[START GIVEN ENTRIES]

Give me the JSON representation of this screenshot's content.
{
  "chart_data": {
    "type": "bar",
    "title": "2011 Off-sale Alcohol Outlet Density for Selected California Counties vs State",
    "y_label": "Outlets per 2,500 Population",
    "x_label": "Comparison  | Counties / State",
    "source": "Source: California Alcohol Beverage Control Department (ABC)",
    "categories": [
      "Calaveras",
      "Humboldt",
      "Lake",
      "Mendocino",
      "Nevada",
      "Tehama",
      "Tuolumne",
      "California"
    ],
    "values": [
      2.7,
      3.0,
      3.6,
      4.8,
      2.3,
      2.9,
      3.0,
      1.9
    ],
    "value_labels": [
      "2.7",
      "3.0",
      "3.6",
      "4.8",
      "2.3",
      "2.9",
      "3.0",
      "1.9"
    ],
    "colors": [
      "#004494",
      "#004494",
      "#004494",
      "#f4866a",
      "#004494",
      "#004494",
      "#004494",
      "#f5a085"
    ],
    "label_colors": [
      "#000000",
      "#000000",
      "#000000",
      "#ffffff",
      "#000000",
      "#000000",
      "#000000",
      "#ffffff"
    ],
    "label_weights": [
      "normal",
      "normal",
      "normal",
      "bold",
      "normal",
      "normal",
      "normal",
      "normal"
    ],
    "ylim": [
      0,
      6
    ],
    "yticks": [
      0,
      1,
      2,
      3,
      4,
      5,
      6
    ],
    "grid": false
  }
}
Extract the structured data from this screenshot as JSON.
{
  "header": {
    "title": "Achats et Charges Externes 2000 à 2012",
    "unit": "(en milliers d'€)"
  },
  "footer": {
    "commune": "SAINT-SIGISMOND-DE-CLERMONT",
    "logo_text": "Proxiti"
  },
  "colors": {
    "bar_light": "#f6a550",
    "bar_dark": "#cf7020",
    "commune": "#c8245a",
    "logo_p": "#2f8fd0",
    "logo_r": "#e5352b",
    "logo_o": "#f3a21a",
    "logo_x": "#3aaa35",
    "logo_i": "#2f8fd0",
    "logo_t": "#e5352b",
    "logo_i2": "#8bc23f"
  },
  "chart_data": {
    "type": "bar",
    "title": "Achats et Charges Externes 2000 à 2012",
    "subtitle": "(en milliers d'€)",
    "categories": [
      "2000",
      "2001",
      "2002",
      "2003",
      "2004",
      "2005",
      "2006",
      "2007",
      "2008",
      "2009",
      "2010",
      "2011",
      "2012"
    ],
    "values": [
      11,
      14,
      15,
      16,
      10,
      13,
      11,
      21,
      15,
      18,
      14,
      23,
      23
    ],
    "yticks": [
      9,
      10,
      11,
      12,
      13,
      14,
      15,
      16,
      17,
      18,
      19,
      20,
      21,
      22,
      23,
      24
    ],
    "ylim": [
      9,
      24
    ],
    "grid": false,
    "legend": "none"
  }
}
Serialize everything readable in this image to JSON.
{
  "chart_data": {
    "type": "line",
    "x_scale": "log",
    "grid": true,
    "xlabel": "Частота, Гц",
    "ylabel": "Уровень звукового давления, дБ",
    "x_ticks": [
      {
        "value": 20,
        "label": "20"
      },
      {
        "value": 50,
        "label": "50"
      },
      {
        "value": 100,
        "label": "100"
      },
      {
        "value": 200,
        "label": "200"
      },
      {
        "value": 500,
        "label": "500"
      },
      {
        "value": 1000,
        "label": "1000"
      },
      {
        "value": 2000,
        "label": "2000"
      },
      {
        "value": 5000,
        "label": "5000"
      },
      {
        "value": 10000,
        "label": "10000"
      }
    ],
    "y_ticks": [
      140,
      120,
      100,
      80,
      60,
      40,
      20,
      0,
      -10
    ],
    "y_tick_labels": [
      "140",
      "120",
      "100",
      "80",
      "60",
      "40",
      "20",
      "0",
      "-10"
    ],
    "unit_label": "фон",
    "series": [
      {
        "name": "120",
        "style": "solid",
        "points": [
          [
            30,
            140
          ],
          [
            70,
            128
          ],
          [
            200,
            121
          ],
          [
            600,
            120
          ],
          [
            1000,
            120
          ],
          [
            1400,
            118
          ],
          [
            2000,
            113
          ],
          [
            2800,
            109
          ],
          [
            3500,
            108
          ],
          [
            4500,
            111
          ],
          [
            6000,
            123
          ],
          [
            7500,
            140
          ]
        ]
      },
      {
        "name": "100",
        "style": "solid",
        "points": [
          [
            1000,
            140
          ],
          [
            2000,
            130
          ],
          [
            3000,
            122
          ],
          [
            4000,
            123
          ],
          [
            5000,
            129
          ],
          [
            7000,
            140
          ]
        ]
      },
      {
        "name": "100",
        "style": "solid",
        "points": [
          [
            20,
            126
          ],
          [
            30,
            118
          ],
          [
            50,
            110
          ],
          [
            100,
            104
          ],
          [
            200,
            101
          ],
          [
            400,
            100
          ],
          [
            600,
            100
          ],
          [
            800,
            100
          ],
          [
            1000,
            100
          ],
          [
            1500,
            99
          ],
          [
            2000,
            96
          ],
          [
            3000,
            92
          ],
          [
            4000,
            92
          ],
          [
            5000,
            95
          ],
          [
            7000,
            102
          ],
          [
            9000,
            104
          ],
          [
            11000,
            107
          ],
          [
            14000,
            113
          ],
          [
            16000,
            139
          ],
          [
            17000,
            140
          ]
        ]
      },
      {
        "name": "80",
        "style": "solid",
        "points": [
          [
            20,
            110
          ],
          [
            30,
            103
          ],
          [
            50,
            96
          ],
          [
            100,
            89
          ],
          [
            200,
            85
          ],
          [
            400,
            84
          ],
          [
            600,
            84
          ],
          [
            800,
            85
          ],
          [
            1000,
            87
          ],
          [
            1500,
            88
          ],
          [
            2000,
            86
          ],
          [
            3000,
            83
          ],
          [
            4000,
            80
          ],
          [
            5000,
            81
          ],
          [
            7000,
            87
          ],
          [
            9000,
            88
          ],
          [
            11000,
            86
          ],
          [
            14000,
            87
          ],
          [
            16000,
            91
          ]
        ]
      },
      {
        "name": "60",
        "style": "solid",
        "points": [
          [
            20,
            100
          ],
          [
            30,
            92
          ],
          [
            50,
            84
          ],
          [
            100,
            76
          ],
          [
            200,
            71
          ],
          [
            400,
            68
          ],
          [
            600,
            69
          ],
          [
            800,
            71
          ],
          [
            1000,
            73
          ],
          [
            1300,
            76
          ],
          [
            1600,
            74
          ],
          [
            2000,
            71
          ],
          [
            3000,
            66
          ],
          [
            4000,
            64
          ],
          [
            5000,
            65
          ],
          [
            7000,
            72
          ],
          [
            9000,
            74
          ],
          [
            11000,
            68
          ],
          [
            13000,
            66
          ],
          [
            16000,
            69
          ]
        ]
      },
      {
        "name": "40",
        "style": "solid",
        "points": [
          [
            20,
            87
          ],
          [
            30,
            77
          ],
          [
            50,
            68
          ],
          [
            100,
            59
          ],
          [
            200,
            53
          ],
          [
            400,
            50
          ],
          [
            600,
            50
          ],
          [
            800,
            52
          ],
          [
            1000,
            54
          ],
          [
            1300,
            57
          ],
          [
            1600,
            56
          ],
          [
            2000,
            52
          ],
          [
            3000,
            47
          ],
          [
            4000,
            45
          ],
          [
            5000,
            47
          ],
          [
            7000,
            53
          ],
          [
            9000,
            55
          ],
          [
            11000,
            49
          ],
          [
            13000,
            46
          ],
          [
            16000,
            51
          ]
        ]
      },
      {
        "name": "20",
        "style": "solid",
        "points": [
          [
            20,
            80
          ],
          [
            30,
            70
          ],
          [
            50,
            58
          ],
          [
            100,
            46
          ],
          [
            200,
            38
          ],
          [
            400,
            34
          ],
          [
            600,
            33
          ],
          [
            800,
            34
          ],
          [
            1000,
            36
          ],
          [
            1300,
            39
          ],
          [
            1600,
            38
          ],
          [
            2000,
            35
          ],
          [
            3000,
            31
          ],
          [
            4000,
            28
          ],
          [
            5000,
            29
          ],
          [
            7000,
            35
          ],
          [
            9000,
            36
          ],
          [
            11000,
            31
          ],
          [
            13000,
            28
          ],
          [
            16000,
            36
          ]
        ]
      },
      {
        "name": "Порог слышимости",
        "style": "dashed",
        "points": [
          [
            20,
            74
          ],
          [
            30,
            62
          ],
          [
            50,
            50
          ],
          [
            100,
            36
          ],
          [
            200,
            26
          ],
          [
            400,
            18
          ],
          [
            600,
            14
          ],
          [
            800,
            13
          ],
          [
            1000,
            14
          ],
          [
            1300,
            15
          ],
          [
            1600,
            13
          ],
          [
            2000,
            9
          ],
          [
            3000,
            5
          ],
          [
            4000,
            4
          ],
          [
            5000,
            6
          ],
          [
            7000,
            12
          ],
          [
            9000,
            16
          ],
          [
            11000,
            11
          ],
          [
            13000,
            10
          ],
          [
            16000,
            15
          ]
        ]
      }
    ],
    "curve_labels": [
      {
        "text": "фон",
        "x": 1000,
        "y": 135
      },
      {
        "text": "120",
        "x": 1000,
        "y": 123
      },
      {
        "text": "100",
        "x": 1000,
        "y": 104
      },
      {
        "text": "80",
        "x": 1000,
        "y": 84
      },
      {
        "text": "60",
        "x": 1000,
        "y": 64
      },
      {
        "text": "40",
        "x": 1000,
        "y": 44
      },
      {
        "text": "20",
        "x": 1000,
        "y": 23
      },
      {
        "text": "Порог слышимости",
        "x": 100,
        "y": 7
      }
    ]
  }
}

[END GIVEN ENTRIES]

● **GIVEN TASK**:
Using the listing, collect all lines in which the string "JSON" is found.

● **RESPONSE FOR THIS EXERCISE**:
Give me the JSON representation of this screenshot's content.
Extract the structured data from this screenshot as JSON.
Serialize everything readable in this image to JSON.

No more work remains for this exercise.